Direction:
Search the entries for the word "year" and pull out each line that has it.

Lines of data
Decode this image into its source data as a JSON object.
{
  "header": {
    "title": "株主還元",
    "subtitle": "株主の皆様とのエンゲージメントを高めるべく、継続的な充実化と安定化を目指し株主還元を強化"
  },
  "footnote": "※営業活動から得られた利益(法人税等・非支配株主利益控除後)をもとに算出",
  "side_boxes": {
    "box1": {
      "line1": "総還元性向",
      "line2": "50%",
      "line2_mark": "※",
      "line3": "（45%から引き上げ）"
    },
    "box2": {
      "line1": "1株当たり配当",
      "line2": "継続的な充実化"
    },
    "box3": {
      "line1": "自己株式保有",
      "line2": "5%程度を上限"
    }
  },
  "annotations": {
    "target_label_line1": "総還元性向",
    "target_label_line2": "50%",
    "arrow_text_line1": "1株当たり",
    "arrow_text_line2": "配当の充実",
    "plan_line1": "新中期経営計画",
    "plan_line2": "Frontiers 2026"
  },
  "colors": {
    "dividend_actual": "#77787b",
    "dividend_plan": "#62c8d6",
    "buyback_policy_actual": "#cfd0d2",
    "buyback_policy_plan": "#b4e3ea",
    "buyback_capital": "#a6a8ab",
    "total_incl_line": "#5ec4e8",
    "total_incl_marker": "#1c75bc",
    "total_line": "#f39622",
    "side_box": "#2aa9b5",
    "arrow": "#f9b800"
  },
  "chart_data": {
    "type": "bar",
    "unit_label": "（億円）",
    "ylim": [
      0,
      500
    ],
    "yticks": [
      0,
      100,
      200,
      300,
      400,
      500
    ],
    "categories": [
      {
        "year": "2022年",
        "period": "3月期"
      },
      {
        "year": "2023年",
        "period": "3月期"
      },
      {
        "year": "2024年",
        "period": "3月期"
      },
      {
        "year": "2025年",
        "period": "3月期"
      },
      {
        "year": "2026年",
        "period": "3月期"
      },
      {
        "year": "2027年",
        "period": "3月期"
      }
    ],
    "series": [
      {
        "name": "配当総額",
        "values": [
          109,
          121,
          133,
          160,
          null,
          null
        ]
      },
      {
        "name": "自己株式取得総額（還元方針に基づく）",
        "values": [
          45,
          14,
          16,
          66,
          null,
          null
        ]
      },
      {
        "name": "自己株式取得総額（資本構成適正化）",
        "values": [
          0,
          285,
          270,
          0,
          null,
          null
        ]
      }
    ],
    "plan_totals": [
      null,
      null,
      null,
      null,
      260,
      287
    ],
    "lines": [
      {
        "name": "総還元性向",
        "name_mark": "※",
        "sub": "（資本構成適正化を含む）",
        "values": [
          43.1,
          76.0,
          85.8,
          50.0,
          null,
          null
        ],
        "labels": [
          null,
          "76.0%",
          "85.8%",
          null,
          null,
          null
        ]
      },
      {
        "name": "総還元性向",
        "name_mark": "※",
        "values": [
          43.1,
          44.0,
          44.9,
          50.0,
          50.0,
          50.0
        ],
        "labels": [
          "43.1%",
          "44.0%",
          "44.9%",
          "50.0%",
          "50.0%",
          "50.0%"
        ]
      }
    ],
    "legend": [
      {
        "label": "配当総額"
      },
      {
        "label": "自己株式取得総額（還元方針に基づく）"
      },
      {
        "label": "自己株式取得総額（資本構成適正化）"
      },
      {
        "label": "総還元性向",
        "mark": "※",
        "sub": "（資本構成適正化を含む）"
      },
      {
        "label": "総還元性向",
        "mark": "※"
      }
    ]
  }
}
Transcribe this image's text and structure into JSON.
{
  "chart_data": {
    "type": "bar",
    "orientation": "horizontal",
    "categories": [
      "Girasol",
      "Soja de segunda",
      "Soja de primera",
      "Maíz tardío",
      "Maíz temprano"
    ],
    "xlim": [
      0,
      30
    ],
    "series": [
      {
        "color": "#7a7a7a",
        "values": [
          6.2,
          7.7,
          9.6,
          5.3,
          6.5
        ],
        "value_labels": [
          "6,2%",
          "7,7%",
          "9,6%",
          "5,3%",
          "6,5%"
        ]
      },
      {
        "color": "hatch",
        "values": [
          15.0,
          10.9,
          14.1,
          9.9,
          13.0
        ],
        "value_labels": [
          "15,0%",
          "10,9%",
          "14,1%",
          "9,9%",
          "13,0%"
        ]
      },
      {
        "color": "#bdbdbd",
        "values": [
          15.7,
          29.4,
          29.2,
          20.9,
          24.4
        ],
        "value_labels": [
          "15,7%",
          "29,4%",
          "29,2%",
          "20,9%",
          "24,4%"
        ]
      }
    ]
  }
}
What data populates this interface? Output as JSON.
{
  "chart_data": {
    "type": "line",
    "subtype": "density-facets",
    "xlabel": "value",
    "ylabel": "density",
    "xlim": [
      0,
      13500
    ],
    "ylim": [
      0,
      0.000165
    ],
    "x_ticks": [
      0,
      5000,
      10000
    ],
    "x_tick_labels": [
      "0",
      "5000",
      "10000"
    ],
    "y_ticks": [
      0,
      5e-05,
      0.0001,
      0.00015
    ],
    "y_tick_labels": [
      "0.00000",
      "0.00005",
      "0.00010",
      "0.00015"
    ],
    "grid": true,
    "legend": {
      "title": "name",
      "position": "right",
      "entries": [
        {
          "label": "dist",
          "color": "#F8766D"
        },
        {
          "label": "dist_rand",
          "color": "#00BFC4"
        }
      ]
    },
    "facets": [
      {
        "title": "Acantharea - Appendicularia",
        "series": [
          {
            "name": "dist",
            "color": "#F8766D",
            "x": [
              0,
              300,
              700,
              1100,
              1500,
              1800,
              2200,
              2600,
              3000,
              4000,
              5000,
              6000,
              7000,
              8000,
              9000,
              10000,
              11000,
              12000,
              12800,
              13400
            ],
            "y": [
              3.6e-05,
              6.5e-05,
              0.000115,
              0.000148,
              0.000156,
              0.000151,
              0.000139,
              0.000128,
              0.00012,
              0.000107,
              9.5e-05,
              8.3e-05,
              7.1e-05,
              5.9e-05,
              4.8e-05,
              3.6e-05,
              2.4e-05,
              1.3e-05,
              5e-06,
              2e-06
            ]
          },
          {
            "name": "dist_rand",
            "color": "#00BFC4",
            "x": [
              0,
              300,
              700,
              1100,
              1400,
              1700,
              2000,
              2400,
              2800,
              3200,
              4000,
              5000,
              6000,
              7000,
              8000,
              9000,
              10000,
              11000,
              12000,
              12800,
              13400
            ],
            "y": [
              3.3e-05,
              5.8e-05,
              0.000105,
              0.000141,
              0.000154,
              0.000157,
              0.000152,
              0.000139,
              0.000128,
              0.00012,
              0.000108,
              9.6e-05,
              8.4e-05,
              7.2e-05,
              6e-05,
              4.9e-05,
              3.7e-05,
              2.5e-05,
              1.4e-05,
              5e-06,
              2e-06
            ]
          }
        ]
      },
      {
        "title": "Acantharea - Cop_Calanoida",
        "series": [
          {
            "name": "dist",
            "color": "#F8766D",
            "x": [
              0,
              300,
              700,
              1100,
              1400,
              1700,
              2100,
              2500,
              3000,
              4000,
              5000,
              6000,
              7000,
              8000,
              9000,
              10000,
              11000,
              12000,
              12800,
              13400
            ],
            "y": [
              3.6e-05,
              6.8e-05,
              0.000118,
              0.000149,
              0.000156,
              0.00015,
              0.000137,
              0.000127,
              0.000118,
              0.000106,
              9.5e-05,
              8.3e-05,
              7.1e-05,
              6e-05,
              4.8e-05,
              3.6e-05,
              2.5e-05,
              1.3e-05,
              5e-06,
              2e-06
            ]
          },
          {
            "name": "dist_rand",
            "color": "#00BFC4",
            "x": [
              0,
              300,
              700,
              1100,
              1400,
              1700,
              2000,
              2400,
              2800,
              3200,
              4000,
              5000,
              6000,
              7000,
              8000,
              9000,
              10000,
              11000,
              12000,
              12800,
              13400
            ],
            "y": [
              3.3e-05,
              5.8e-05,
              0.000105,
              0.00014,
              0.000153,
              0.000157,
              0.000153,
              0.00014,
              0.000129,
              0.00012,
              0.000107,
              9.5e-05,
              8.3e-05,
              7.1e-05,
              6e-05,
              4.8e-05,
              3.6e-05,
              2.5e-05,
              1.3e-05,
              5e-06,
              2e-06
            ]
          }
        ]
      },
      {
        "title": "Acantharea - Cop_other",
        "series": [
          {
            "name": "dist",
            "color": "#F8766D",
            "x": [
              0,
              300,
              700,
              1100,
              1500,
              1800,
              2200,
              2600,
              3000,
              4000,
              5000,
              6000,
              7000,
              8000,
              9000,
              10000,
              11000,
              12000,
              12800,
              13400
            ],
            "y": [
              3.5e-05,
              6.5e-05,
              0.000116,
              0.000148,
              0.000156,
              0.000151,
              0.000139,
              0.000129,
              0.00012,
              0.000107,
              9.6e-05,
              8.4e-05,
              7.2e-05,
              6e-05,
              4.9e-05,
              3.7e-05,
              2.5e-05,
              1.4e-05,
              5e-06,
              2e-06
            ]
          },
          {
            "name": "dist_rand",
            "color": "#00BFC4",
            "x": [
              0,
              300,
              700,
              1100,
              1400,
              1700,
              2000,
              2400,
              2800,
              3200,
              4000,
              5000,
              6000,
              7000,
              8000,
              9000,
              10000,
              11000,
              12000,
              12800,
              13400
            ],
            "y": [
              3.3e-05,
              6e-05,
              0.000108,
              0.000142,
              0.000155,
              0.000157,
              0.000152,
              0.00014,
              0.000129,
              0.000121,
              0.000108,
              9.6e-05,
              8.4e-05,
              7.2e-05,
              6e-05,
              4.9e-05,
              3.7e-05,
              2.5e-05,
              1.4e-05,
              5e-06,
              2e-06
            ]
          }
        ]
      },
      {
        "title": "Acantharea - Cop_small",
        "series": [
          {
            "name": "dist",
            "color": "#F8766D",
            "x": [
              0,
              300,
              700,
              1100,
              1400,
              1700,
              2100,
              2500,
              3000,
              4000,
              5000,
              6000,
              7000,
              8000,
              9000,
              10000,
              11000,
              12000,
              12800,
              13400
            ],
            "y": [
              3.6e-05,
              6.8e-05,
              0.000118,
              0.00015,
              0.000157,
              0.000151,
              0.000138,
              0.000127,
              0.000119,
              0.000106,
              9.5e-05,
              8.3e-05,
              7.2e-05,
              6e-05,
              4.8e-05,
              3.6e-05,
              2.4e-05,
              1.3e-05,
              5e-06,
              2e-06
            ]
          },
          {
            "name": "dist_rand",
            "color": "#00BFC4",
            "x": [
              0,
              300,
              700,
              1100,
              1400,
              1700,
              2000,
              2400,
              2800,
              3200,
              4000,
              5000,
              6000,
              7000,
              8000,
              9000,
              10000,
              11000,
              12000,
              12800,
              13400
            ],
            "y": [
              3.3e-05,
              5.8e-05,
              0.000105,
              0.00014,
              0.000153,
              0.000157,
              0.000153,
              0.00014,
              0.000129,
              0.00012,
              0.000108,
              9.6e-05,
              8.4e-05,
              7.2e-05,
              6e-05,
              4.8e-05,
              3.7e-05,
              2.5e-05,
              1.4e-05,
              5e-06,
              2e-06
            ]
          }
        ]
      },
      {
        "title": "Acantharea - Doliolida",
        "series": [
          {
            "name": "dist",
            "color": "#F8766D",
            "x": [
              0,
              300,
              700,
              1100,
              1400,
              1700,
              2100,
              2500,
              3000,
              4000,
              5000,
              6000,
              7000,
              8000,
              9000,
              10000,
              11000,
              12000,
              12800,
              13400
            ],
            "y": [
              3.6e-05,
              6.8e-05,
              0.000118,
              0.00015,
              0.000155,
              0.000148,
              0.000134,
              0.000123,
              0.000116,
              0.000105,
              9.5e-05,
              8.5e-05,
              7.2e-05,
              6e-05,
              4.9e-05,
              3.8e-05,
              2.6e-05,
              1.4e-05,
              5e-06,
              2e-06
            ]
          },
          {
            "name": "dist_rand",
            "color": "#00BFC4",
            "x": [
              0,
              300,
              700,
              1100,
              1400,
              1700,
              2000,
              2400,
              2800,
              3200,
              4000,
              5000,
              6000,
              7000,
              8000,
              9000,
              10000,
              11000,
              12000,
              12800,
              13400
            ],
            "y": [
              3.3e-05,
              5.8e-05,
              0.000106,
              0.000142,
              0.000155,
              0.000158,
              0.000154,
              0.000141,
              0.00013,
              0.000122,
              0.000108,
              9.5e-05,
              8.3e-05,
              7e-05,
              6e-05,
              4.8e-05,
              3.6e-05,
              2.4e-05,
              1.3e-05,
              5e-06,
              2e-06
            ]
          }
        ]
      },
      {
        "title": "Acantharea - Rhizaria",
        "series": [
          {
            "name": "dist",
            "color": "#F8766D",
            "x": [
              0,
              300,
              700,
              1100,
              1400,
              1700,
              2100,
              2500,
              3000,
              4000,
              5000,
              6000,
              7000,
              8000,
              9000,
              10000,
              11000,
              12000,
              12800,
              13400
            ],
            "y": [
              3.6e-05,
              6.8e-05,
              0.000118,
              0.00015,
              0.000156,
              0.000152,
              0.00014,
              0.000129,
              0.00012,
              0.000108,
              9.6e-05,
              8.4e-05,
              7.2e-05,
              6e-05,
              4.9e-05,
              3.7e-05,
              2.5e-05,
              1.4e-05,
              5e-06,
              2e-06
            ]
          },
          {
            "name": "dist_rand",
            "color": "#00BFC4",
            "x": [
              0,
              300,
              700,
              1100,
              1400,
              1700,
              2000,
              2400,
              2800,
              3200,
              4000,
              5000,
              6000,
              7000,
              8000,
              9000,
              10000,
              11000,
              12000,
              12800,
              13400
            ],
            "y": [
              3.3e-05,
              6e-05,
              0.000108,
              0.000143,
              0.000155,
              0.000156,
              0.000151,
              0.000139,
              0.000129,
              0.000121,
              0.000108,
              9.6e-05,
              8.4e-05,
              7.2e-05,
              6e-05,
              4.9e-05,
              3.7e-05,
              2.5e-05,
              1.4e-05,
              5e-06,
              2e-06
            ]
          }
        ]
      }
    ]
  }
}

Exercise answer:
        "year": "2022年",
        "year": "2023年",
        "year": "2024年",
        "year": "2025年",
        "year": "2026年",
        "year": "2027年",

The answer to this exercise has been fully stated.